→ Task objective: Leave out the pictures and copy each record below exactly.

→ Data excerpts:
============================================================

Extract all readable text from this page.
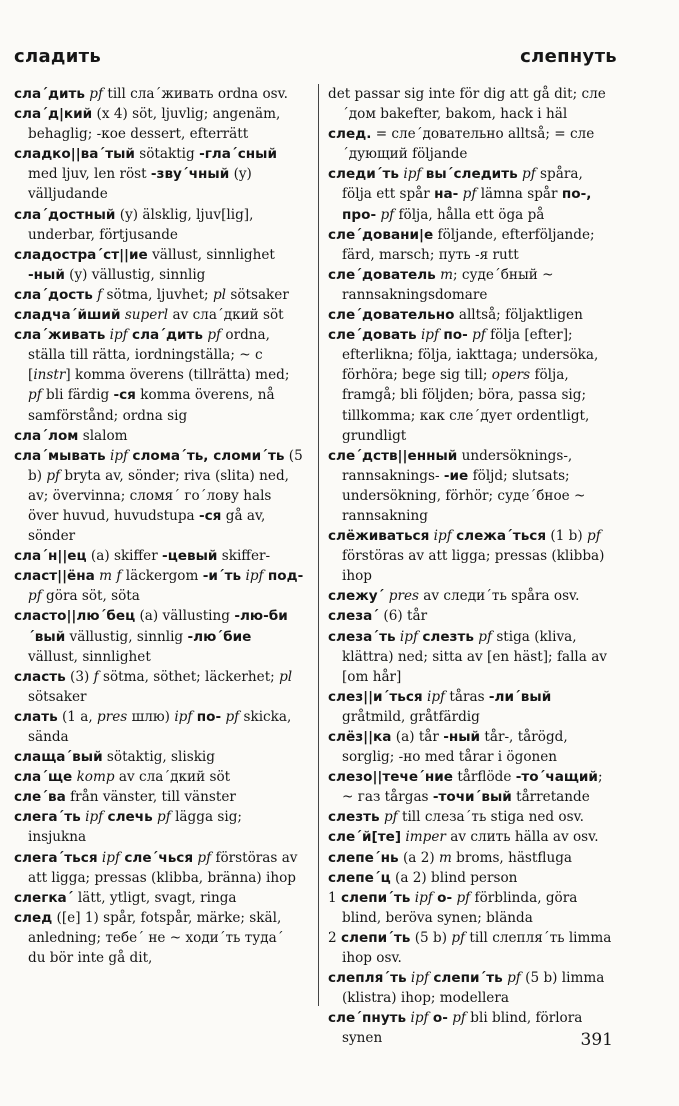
сладить	слепнуть
сла´дить pf till сла´живать ordna osv.
сла´д|кий (x 4) söt, ljuvlig; angenäm, behaglig; -кое dessert, efterrätt
сладко||ва´тый sötaktig -гла´сный med ljuv, len röst -зву´чный (y) välljudande
сла´достный (y) älsklig, ljuv[lig], underbar, förtjusande
сладостра´ст||ие vällust, sinnlighet -ный (y) vällustig, sinnlig
сла´дость f sötma, ljuvhet; pl sötsaker
сладча´йший superl av сла´дкий söt
сла´живать ipf сла´дить pf ordna, ställa till rätta, iordningställa; ~ с [instr] komma överens (tillrätta) med; pf bli färdig -ся komma överens, nå samförstånd; ordna sig
сла´лом slalom
сла´мывать ipf слома´ть, сломи´ть (5 b) pf bryta av, sönder; riva (slita) ned, av; övervinna; сломя´ го´лову hals över huvud, huvudstupa -ся gå av, sönder
сла´н||ец (a) skiffer -цевый skiffer-
сласт||ёна m f läckergom -и´ть ipf под- pf göra söt, söta
сласто||лю´бец (a) vällusting -лю-би´вый vällustig, sinnlig -лю´бие vällust, sinnlighet
сласть (3) f sötma, söthet; läckerhet; pl sötsaker
слать (1 a, pres шлю) ipf по- pf skicka, sända
слаща´вый sötaktig, sliskig
сла´ще komp av сла´дкий söt
сле´ва från vänster, till vänster
слега´ть ipf слечь pf lägga sig; insjukna
слега´ться ipf сле´чься pf förstöras av att ligga; pressas (klibba, bränna) ihop
слегка´ lätt, ytligt, svagt, ringa
след ([e] 1) spår, fotspår, märke; skäl, anledning; тебе´ не ~ ходи´ть туда´ du bör inte gå dit,
det passar sig inte för dig att gå dit; сле´дом bakefter, bakom, hack i häl
след. = сле´довательно alltså; = сле´дующий följande
следи´ть ipf вы´следить pf spåra, följa ett spår на- pf lämna spår по-, про- pf följa, hålla ett öga på
сле´довани|е följande, efterföljande; färd, marsch; путь -я rutt
сле´дователь m; суде´бный ~ rannsakningsdomare
сле´довательно alltså; följaktligen
сле´довать ipf по- pf följa [efter]; efterlikna; följa, iakttaga; undersöka, förhöra; bege sig till; opers följa, framgå; bli följden; böra, passa sig; tillkomma; как сле´дует ordentligt, grundligt
сле´дств||енный undersöknings-, rannsaknings- -ие följd; slutsats; undersökning, förhör; суде´бное ~ rannsakning
слёживаться ipf слежа´ться (1 b) pf förstöras av att ligga; pressas (klibba) ihop
слежу´ pres av следи´ть spåra osv.
слеза´ (6) tår
слеза´ть ipf слезть pf stiga (kliva, klättra) ned; sitta av [en häst]; falla av [om hår]
слез||и´ться ipf tåras -ли´вый gråtmild, gråtfärdig
слёз||ка (a) tår -ный tår-, tårögd, sorglig; -но med tårar i ögonen
слезо||тече´ние tårflöde -то´чащий; ~ газ tårgas -точи´вый tårretande
слезть pf till слеза´ть stiga ned osv.
сле´й[те] imper av слить hälla av osv.
слепе´нь (a 2) m broms, hästfluga
слепе´ц (a 2) blind person
1 слепи´ть ipf о- pf förblinda, göra blind, beröva synen; blända
2 слепи´ть (5 b) pf till слепля´ть limma ihop osv.
слепля´ть ipf слепи´ть pf (5 b) limma (klistra) ihop; modellera
сле´пнуть ipf о- pf bli blind, förlora synen	391
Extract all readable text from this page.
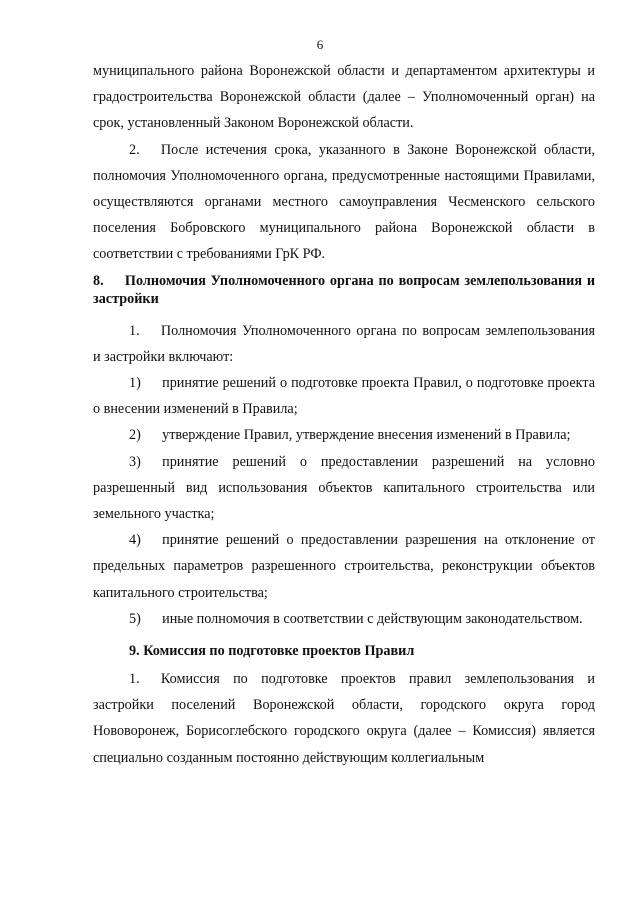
6

муниципального района Воронежской области и департаментом архитектуры и градостроительства Воронежской области (далее – Уполномоченный орган) на срок, установленный Законом Воронежской области.

2.  После истечения срока, указанного в Законе Воронежской области, полномочия Уполномоченного органа, предусмотренные настоящими Правилами, осуществляются органами местного самоуправления Чесменского сельского поселения Бобровского муниципального района Воронежской области в соответствии с требованиями ГрК РФ.

8.  Полномочия Уполномоченного органа по вопросам землепользования и застройки

1.  Полномочия Уполномоченного органа по вопросам землепользования и застройки включают:

1)  принятие решений о подготовке проекта Правил, о подготовке проекта о внесении изменений в Правила;

2)  утверждение Правил, утверждение внесения изменений в Правила;

3)  принятие решений о предоставлении разрешений на условно разрешенный вид использования объектов капитального строительства или земельного участка;

4)  принятие решений о предоставлении разрешения на отклонение от предельных параметров разрешенного строительства, реконструкции объектов капитального строительства;

5)  иные полномочия в соответствии с действующим законодательством.

9. Комиссия по подготовке проектов Правил

1.  Комиссия по подготовке проектов правил землепользования и застройки поселений Воронежской области, городского округа город Нововоронеж, Борисоглебского городского округа (далее – Комиссия) является специально созданным постоянно действующим коллегиальным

============================================================

→ Written response:
Extract all readable text from this page.
сладить	слепнуть
сла´дить pf till сла´живать ordna osv.
сла´д|кий (x 4) söt, ljuvlig; angenäm, behaglig; -кое dessert, efterrätt
сладко||ва´тый sötaktig -гла´сный med ljuv, len röst -зву´чный (y) välljudande
сла´достный (y) älsklig, ljuv[lig], underbar, förtjusande
сладостра´ст||ие vällust, sinnlighet -ный (y) vällustig, sinnlig
сла´дость f sötma, ljuvhet; pl sötsaker
сладча´йший superl av сла´дкий söt
сла´живать ipf сла´дить pf ordna, ställa till rätta, iordningställa; ~ с [instr] komma överens (tillrätta) med; pf bli färdig -ся komma överens, nå samförstånd; ordna sig
сла´лом slalom
сла´мывать ipf слома´ть, сломи´ть (5 b) pf bryta av, sönder; riva (slita) ned, av; övervinna; сломя´ го´лову hals över huvud, huvudstupa -ся gå av, sönder
сла´н||ец (a) skiffer -цевый skiffer-
сласт||ёна m f läckergom -и´ть ipf под- pf göra söt, söta
сласто||лю´бец (a) vällusting -лю-би´вый vällustig, sinnlig -лю´бие vällust, sinnlighet
сласть (3) f sötma, söthet; läckerhet; pl sötsaker
слать (1 a, pres шлю) ipf по- pf skicka, sända
слаща´вый sötaktig, sliskig
сла´ще komp av сла´дкий söt
сле´ва från vänster, till vänster
слега´ть ipf слечь pf lägga sig; insjukna
слега´ться ipf сле´чься pf förstöras av att ligga; pressas (klibba, bränna) ihop
слегка´ lätt, ytligt, svagt, ringa
след ([e] 1) spår, fotspår, märke; skäl, anledning; тебе´ не ~ ходи´ть туда´ du bör inte gå dit,
det passar sig inte för dig att gå dit; сле´дом bakefter, bakom, hack i häl
след. = сле´довательно alltså; = сле´дующий följande
следи´ть ipf вы´следить pf spåra, följa ett spår на- pf lämna spår по-, про- pf följa, hålla ett öga på
сле´довани|е följande, efterföljande; färd, marsch; путь -я rutt
сле´дователь m; суде´бный ~ rannsakningsdomare
сле´довательно alltså; följaktligen
сле´довать ipf по- pf följa [efter]; efterlikna; följa, iakttaga; undersöka, förhöra; bege sig till; opers följa, framgå; bli följden; böra, passa sig; tillkomma; как сле´дует ordentligt, grundligt
сле´дств||енный undersöknings-, rannsaknings- -ие följd; slutsats; undersökning, förhör; суде´бное ~ rannsakning
слёживаться ipf слежа´ться (1 b) pf förstöras av att ligga; pressas (klibba) ihop
слежу´ pres av следи´ть spåra osv.
слеза´ (6) tår
слеза´ть ipf слезть pf stiga (kliva, klättra) ned; sitta av [en häst]; falla av [om hår]
слез||и´ться ipf tåras -ли´вый gråtmild, gråtfärdig
слёз||ка (a) tår -ный tår-, tårögd, sorglig; -но med tårar i ögonen
слезо||тече´ние tårflöde -то´чащий; ~ газ tårgas -точи´вый tårretande
слезть pf till слеза´ть stiga ned osv.
сле´й[те] imper av слить hälla av osv.
слепе´нь (a 2) m broms, hästfluga
слепе´ц (a 2) blind person
1 слепи´ть ipf о- pf förblinda, göra blind, beröva synen; blända
2 слепи´ть (5 b) pf till слепля´ть limma ihop osv.
слепля´ть ipf слепи´ть pf (5 b) limma (klistra) ihop; modellera
сле´пнуть ipf о- pf bli blind, förlora synen	391
Extract all readable text from this page.
6

муниципального района Воронежской области и департаментом архитектуры и градостроительства Воронежской области (далее – Уполномоченный орган) на срок, установленный Законом Воронежской области.

2.  После истечения срока, указанного в Законе Воронежской области, полномочия Уполномоченного органа, предусмотренные настоящими Правилами, осуществляются органами местного самоуправления Чесменского сельского поселения Бобровского муниципального района Воронежской области в соответствии с требованиями ГрК РФ.

8.  Полномочия Уполномоченного органа по вопросам землепользования и застройки

1.  Полномочия Уполномоченного органа по вопросам землепользования и застройки включают:

1)  принятие решений о подготовке проекта Правил, о подготовке проекта о внесении изменений в Правила;

2)  утверждение Правил, утверждение внесения изменений в Правила;

3)  принятие решений о предоставлении разрешений на условно разрешенный вид использования объектов капитального строительства или земельного участка;

4)  принятие решений о предоставлении разрешения на отклонение от предельных параметров разрешенного строительства, реконструкции объектов капитального строительства;

5)  иные полномочия в соответствии с действующим законодательством.

9. Комиссия по подготовке проектов Правил

1.  Комиссия по подготовке проектов правил землепользования и застройки поселений Воронежской области, городского округа город Нововоронеж, Борисоглебского городского округа (далее – Комиссия) является специально созданным постоянно действующим коллегиальным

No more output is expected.